§ Task prompt: Give nothing except the number of lines containing the word "secretaris".

======== Exercise data

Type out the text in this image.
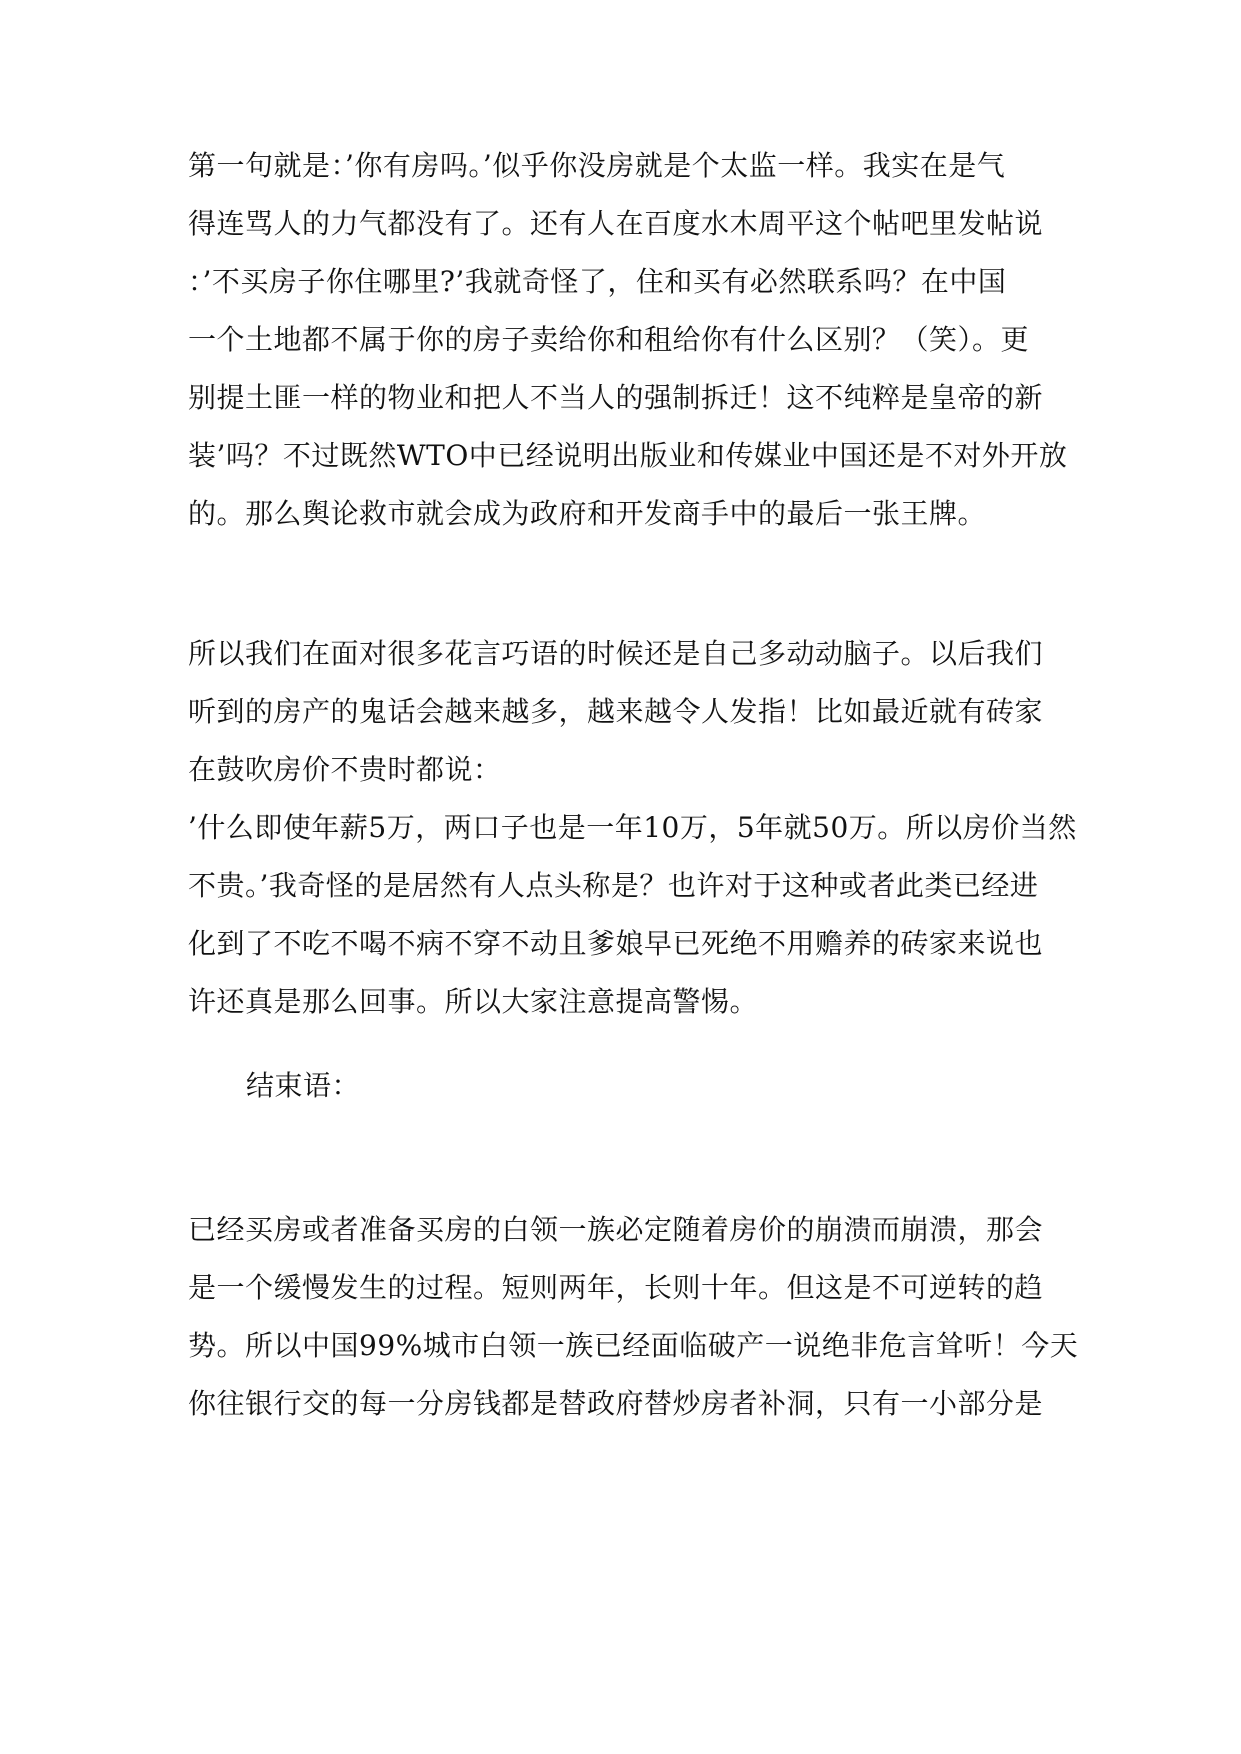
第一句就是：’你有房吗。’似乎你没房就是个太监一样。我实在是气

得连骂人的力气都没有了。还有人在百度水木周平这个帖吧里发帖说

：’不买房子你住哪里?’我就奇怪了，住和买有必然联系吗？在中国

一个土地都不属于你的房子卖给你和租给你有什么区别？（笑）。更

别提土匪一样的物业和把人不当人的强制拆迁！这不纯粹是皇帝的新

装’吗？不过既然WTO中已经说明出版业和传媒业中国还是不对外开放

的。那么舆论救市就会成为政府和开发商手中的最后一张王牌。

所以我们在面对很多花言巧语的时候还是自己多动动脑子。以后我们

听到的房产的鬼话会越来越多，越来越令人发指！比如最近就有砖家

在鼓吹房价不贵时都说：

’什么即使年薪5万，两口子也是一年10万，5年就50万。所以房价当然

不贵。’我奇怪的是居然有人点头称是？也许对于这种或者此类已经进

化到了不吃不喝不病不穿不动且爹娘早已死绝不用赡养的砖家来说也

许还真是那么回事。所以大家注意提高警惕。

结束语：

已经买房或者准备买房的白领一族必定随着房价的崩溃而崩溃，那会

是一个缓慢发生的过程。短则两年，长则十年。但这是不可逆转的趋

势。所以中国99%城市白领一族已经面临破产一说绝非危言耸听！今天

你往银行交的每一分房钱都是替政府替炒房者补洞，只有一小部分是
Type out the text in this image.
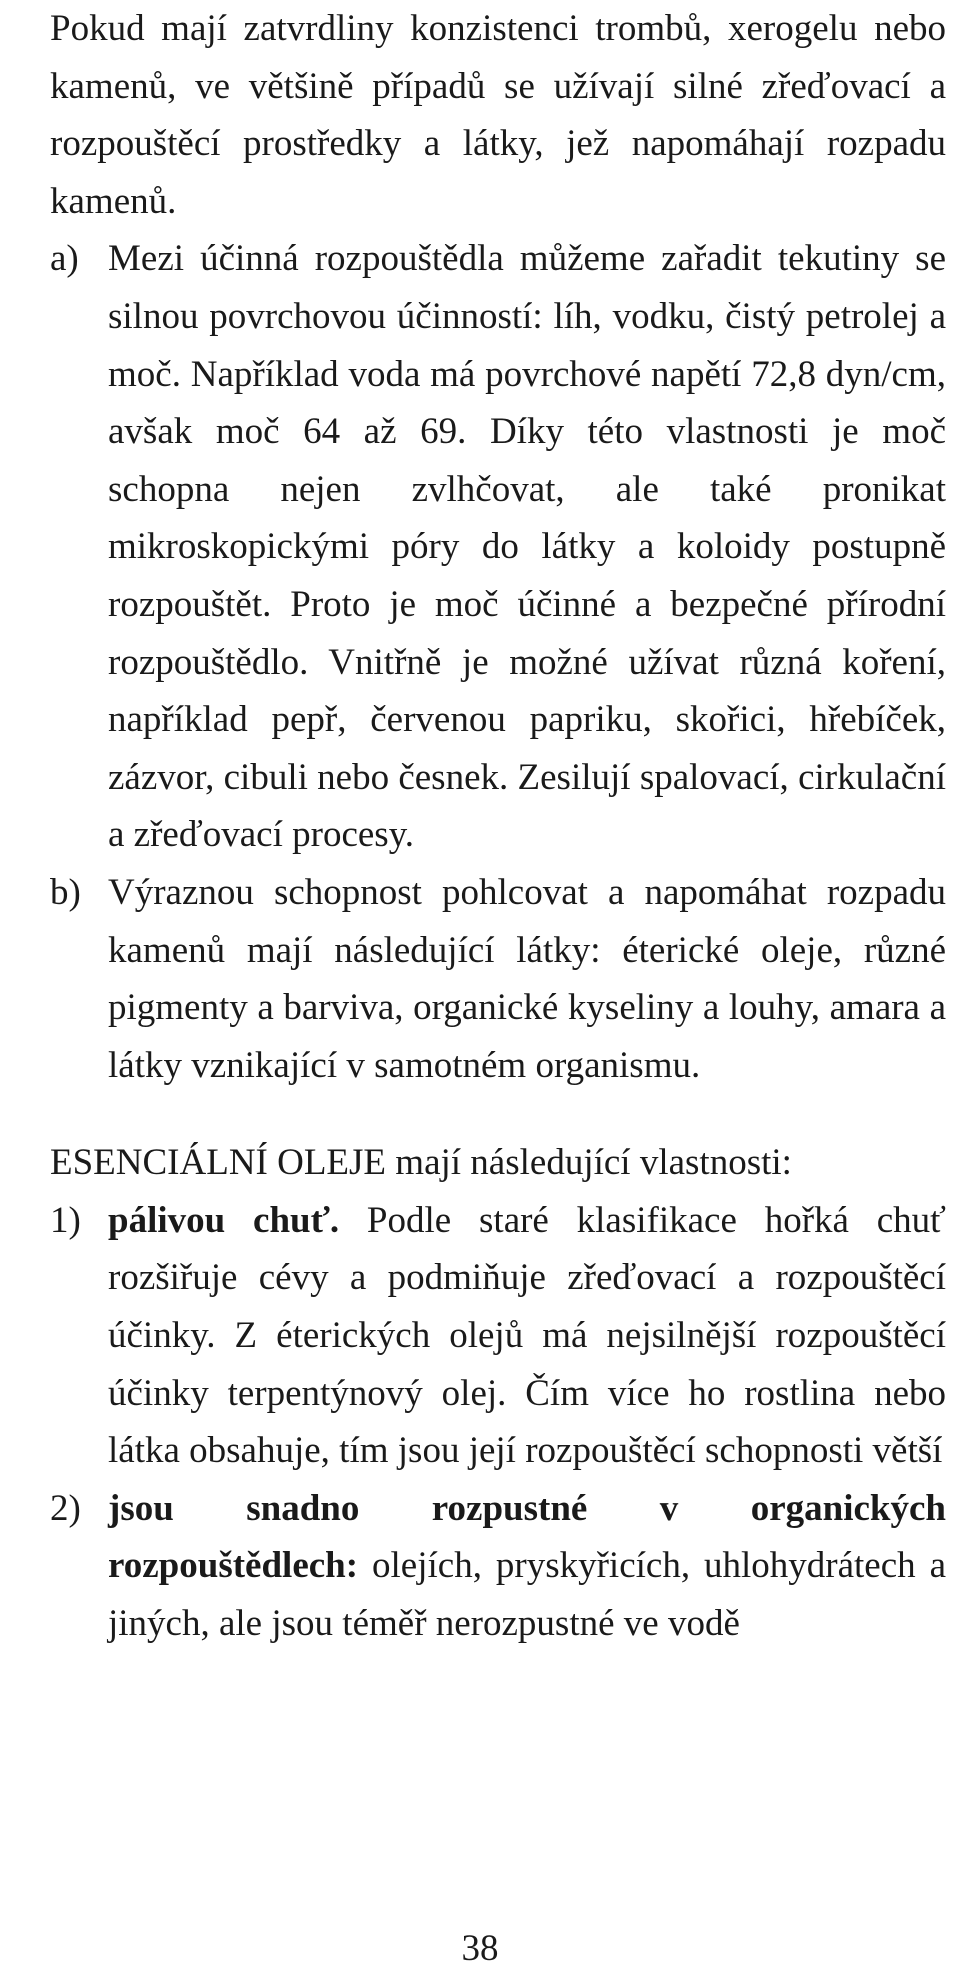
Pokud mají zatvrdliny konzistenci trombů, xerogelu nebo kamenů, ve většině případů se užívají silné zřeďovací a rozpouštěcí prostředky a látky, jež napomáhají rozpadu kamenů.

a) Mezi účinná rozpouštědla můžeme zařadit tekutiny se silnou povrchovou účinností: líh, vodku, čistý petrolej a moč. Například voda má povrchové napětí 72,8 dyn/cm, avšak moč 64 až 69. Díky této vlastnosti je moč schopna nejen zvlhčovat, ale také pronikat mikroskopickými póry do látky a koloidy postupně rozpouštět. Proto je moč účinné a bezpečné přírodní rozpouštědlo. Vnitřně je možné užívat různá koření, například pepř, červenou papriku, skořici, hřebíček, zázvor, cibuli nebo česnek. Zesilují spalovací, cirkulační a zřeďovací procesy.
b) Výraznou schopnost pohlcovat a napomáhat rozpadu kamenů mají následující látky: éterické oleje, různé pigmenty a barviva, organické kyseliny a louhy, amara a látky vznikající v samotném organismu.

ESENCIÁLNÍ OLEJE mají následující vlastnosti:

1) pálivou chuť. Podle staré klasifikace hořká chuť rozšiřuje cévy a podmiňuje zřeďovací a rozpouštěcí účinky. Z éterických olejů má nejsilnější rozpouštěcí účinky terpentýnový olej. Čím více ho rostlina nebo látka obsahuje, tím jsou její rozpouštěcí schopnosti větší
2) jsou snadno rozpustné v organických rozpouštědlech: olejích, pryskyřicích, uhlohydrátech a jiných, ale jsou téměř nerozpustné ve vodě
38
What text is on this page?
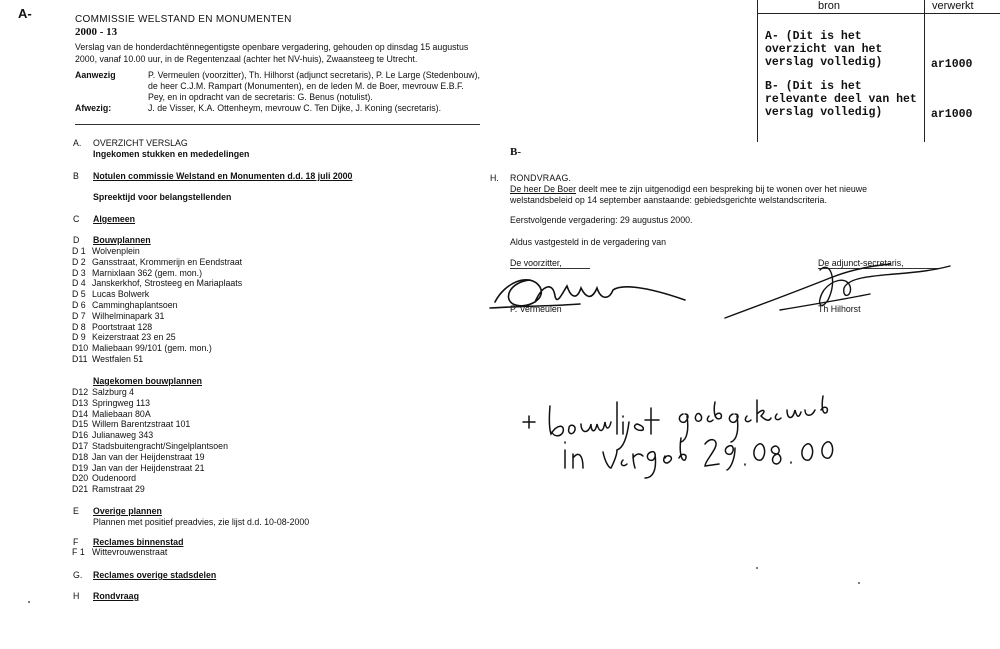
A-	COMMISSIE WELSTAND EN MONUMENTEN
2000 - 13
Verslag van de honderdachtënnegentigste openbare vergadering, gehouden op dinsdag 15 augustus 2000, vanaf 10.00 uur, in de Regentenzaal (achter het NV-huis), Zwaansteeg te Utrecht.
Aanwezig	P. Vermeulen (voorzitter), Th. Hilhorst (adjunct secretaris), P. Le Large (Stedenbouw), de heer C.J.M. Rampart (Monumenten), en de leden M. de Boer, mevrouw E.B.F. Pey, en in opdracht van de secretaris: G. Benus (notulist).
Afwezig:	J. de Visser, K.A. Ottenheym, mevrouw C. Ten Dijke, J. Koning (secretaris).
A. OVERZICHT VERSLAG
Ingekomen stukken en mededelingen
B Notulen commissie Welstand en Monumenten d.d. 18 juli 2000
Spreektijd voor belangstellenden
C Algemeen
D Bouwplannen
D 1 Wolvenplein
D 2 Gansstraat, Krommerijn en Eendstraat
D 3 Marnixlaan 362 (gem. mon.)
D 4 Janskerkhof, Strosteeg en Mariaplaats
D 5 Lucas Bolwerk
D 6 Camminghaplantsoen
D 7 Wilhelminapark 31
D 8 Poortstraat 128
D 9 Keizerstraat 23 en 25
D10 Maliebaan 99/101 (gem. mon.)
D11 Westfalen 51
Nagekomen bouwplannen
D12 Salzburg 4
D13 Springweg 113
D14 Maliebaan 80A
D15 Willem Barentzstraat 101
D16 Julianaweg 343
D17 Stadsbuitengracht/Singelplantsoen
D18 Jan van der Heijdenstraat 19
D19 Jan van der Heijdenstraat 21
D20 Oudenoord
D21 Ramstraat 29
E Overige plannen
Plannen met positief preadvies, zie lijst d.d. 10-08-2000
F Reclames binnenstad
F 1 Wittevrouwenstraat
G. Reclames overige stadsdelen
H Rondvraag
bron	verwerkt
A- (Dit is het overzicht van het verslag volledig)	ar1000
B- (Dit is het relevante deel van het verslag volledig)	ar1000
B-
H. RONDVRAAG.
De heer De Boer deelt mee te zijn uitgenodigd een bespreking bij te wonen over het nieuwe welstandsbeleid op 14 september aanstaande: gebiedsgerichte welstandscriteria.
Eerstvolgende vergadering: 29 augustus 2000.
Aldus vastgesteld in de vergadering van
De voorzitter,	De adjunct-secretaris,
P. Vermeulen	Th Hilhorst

================

§ Answer to the problem: 3